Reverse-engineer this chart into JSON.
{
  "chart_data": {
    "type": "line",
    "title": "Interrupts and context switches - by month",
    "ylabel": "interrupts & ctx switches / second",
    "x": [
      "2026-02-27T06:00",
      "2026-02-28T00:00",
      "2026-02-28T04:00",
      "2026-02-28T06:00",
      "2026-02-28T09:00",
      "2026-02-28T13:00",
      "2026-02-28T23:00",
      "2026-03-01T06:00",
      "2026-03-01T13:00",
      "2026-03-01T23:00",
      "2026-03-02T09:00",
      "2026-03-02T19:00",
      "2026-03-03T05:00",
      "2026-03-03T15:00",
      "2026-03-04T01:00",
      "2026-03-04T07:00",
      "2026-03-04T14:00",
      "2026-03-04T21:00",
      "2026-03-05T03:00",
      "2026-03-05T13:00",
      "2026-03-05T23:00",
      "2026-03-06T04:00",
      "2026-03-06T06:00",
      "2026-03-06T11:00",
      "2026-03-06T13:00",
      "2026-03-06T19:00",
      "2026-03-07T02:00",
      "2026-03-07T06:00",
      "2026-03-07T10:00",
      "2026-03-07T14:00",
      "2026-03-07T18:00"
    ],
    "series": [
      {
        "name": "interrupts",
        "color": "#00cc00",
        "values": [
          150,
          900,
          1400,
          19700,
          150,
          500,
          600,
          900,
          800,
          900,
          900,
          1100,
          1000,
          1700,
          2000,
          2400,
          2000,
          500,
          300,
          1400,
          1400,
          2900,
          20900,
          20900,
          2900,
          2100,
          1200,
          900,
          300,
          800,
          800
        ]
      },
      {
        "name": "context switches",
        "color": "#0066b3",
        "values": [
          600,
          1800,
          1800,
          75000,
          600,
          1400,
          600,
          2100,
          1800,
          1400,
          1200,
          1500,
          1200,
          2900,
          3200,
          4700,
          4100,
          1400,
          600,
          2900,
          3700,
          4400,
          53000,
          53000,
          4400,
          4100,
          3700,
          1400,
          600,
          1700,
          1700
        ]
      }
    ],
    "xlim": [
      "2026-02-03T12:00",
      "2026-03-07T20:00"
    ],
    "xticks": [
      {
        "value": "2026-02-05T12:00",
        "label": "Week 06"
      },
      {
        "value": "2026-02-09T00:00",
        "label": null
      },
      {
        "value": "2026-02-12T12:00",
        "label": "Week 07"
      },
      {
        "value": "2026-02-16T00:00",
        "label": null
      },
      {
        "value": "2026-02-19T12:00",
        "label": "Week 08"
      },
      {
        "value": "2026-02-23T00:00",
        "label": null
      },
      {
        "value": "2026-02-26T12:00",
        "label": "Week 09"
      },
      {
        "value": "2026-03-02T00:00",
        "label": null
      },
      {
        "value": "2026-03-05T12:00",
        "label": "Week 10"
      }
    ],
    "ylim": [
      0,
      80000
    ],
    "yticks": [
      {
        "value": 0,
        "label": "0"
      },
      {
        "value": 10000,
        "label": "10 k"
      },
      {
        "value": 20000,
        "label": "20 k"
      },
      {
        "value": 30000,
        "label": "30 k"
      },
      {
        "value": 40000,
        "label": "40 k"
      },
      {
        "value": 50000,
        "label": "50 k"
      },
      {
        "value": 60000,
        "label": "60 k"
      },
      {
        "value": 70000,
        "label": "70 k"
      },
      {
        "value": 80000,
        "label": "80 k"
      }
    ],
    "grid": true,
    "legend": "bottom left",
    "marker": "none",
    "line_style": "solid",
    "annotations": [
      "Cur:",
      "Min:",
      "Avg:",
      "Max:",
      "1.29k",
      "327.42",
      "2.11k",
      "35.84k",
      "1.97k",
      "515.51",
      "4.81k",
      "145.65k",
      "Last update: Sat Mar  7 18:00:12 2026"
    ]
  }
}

──────────────────────────────

Give every line of the material again, exactly as it reads.

-- WRITTEN ANSWER --
Reverse-engineer this chart into JSON.
{
  "chart_data": {
    "type": "line",
    "title": "Interrupts and context switches - by month",
    "ylabel": "interrupts & ctx switches / second",
    "x": [
      "2026-02-27T06:00",
      "2026-02-28T00:00",
      "2026-02-28T04:00",
      "2026-02-28T06:00",
      "2026-02-28T09:00",
      "2026-02-28T13:00",
      "2026-02-28T23:00",
      "2026-03-01T06:00",
      "2026-03-01T13:00",
      "2026-03-01T23:00",
      "2026-03-02T09:00",
      "2026-03-02T19:00",
      "2026-03-03T05:00",
      "2026-03-03T15:00",
      "2026-03-04T01:00",
      "2026-03-04T07:00",
      "2026-03-04T14:00",
      "2026-03-04T21:00",
      "2026-03-05T03:00",
      "2026-03-05T13:00",
      "2026-03-05T23:00",
      "2026-03-06T04:00",
      "2026-03-06T06:00",
      "2026-03-06T11:00",
      "2026-03-06T13:00",
      "2026-03-06T19:00",
      "2026-03-07T02:00",
      "2026-03-07T06:00",
      "2026-03-07T10:00",
      "2026-03-07T14:00",
      "2026-03-07T18:00"
    ],
    "series": [
      {
        "name": "interrupts",
        "color": "#00cc00",
        "values": [
          150,
          900,
          1400,
          19700,
          150,
          500,
          600,
          900,
          800,
          900,
          900,
          1100,
          1000,
          1700,
          2000,
          2400,
          2000,
          500,
          300,
          1400,
          1400,
          2900,
          20900,
          20900,
          2900,
          2100,
          1200,
          900,
          300,
          800,
          800
        ]
      },
      {
        "name": "context switches",
        "color": "#0066b3",
        "values": [
          600,
          1800,
          1800,
          75000,
          600,
          1400,
          600,
          2100,
          1800,
          1400,
          1200,
          1500,
          1200,
          2900,
          3200,
          4700,
          4100,
          1400,
          600,
          2900,
          3700,
          4400,
          53000,
          53000,
          4400,
          4100,
          3700,
          1400,
          600,
          1700,
          1700
        ]
      }
    ],
    "xlim": [
      "2026-02-03T12:00",
      "2026-03-07T20:00"
    ],
    "xticks": [
      {
        "value": "2026-02-05T12:00",
        "label": "Week 06"
      },
      {
        "value": "2026-02-09T00:00",
        "label": null
      },
      {
        "value": "2026-02-12T12:00",
        "label": "Week 07"
      },
      {
        "value": "2026-02-16T00:00",
        "label": null
      },
      {
        "value": "2026-02-19T12:00",
        "label": "Week 08"
      },
      {
        "value": "2026-02-23T00:00",
        "label": null
      },
      {
        "value": "2026-02-26T12:00",
        "label": "Week 09"
      },
      {
        "value": "2026-03-02T00:00",
        "label": null
      },
      {
        "value": "2026-03-05T12:00",
        "label": "Week 10"
      }
    ],
    "ylim": [
      0,
      80000
    ],
    "yticks": [
      {
        "value": 0,
        "label": "0"
      },
      {
        "value": 10000,
        "label": "10 k"
      },
      {
        "value": 20000,
        "label": "20 k"
      },
      {
        "value": 30000,
        "label": "30 k"
      },
      {
        "value": 40000,
        "label": "40 k"
      },
      {
        "value": 50000,
        "label": "50 k"
      },
      {
        "value": 60000,
        "label": "60 k"
      },
      {
        "value": 70000,
        "label": "70 k"
      },
      {
        "value": 80000,
        "label": "80 k"
      }
    ],
    "grid": true,
    "legend": "bottom left",
    "marker": "none",
    "line_style": "solid",
    "annotations": [
      "Cur:",
      "Min:",
      "Avg:",
      "Max:",
      "1.29k",
      "327.42",
      "2.11k",
      "35.84k",
      "1.97k",
      "515.51",
      "4.81k",
      "145.65k",
      "Last update: Sat Mar  7 18:00:12 2026"
    ]
  }
}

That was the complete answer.